■ **Your task**
Each entry that follows must be output without any deviation.

::::::

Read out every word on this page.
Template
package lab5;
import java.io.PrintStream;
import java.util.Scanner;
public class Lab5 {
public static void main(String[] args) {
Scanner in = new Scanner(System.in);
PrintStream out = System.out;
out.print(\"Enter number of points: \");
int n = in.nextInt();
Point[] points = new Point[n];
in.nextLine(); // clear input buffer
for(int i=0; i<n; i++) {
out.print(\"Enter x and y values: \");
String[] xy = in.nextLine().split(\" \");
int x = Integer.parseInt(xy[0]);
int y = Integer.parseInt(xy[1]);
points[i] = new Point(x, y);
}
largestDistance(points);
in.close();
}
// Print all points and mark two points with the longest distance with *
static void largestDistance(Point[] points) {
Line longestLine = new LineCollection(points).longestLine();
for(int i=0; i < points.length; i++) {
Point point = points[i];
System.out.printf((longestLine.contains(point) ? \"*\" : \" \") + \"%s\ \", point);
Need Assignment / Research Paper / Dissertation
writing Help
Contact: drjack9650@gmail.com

::::::

■ **Solution for this task**
Read out every word on this page.
Template
package lab5;
import java.io.PrintStream;
import java.util.Scanner;
public class Lab5 {
public static void main(String[] args) {
Scanner in = new Scanner(System.in);
PrintStream out = System.out;
out.print(\"Enter number of points: \");
int n = in.nextInt();
Point[] points = new Point[n];
in.nextLine(); // clear input buffer
for(int i=0; i<n; i++) {
out.print(\"Enter x and y values: \");
String[] xy = in.nextLine().split(\" \");
int x = Integer.parseInt(xy[0]);
int y = Integer.parseInt(xy[1]);
points[i] = new Point(x, y);
}
largestDistance(points);
in.close();
}
// Print all points and mark two points with the longest distance with *
static void largestDistance(Point[] points) {
Line longestLine = new LineCollection(points).longestLine();
for(int i=0; i < points.length; i++) {
Point point = points[i];
System.out.printf((longestLine.contains(point) ? \"*\" : \" \") + \"%s\ \", point);
Need Assignment / Research Paper / Dissertation
writing Help
Contact: drjack9650@gmail.com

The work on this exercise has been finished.